● INSTRUCTIONS FOR THE TASK
Copy every line from the one containing "Parse this chart and return its data as JSON." through the last line of the records below, both included, and nothing else.

━━ RECORDS SUPPLIED

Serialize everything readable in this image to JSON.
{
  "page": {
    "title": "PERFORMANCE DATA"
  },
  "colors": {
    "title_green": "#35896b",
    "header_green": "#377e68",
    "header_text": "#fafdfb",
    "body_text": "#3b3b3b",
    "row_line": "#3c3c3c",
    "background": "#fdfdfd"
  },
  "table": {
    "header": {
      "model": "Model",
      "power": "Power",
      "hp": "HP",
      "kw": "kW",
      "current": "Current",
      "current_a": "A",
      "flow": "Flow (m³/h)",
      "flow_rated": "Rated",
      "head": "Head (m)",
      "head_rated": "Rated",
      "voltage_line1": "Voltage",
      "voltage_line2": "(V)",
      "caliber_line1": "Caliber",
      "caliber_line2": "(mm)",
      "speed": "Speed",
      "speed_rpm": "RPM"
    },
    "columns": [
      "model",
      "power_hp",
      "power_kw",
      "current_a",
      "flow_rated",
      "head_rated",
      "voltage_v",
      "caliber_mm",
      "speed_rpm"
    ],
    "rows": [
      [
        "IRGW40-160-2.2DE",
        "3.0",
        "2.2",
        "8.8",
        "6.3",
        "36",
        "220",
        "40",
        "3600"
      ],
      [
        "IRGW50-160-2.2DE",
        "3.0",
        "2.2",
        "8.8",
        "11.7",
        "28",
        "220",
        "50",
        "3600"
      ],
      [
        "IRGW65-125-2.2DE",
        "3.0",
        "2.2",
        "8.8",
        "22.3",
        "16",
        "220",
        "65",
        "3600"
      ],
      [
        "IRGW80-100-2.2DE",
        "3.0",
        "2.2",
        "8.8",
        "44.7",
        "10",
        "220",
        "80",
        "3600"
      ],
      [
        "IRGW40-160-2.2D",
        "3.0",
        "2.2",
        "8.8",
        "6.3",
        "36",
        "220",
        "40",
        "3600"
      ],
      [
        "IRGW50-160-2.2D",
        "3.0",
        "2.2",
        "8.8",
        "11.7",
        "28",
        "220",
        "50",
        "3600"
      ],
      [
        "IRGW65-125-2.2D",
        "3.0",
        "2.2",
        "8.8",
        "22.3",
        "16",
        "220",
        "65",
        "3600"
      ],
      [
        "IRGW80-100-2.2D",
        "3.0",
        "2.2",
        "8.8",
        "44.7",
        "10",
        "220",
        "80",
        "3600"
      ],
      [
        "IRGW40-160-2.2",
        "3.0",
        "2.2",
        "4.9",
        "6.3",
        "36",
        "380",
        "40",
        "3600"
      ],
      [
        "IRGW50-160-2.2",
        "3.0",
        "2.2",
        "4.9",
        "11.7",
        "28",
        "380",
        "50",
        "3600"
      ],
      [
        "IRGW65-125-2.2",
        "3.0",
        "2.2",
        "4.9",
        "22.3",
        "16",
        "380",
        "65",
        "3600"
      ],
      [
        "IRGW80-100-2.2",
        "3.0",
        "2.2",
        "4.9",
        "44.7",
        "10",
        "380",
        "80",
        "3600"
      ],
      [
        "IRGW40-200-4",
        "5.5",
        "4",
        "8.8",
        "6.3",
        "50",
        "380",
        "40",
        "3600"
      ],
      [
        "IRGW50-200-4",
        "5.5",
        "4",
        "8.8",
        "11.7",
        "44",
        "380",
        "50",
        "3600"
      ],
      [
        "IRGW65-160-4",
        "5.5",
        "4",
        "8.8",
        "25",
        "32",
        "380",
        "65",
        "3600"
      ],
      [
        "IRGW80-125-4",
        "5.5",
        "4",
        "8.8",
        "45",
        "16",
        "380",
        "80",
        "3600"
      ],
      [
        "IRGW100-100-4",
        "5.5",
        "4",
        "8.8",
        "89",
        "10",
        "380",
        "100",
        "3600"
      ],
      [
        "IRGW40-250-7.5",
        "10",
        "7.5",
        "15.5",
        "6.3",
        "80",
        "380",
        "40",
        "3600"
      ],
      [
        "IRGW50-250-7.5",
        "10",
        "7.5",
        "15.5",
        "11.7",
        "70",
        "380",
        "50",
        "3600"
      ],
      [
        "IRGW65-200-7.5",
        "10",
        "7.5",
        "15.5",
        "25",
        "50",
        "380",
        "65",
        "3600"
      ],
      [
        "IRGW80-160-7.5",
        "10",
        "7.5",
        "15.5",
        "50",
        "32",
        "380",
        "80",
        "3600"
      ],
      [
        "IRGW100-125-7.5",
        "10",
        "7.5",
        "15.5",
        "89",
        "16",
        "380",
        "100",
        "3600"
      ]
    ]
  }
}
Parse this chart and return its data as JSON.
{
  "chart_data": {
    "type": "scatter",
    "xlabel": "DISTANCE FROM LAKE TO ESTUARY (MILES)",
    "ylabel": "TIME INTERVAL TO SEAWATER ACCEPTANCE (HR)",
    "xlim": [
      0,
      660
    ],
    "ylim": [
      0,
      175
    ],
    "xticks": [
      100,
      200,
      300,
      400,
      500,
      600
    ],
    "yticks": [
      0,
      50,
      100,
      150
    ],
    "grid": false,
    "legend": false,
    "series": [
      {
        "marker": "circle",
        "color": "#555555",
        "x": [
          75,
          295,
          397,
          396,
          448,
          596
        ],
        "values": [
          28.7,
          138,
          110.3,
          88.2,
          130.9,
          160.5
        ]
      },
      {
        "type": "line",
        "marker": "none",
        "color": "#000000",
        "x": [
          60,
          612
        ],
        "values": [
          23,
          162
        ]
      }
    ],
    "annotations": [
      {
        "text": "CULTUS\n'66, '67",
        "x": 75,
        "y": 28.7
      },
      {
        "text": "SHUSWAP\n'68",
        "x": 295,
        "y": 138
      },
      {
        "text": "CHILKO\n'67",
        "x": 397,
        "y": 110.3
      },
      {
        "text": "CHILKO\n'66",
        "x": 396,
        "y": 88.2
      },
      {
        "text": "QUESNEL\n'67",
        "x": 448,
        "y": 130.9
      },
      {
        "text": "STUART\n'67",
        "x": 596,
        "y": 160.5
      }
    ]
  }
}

━━━━

● SOLUTION FOR THIS TASK
Parse this chart and return its data as JSON.
{
  "chart_data": {
    "type": "scatter",
    "xlabel": "DISTANCE FROM LAKE TO ESTUARY (MILES)",
    "ylabel": "TIME INTERVAL TO SEAWATER ACCEPTANCE (HR)",
    "xlim": [
      0,
      660
    ],
    "ylim": [
      0,
      175
    ],
    "xticks": [
      100,
      200,
      300,
      400,
      500,
      600
    ],
    "yticks": [
      0,
      50,
      100,
      150
    ],
    "grid": false,
    "legend": false,
    "series": [
      {
        "marker": "circle",
        "color": "#555555",
        "x": [
          75,
          295,
          397,
          396,
          448,
          596
        ],
        "values": [
          28.7,
          138,
          110.3,
          88.2,
          130.9,
          160.5
        ]
      },
      {
        "type": "line",
        "marker": "none",
        "color": "#000000",
        "x": [
          60,
          612
        ],
        "values": [
          23,
          162
        ]
      }
    ],
    "annotations": [
      {
        "text": "CULTUS\n'66, '67",
        "x": 75,
        "y": 28.7
      },
      {
        "text": "SHUSWAP\n'68",
        "x": 295,
        "y": 138
      },
      {
        "text": "CHILKO\n'67",
        "x": 397,
        "y": 110.3
      },
      {
        "text": "CHILKO\n'66",
        "x": 396,
        "y": 88.2
      },
      {
        "text": "QUESNEL\n'67",
        "x": 448,
        "y": 130.9
      },
      {
        "text": "STUART\n'67",
        "x": 596,
        "y": 160.5
      }
    ]
  }
}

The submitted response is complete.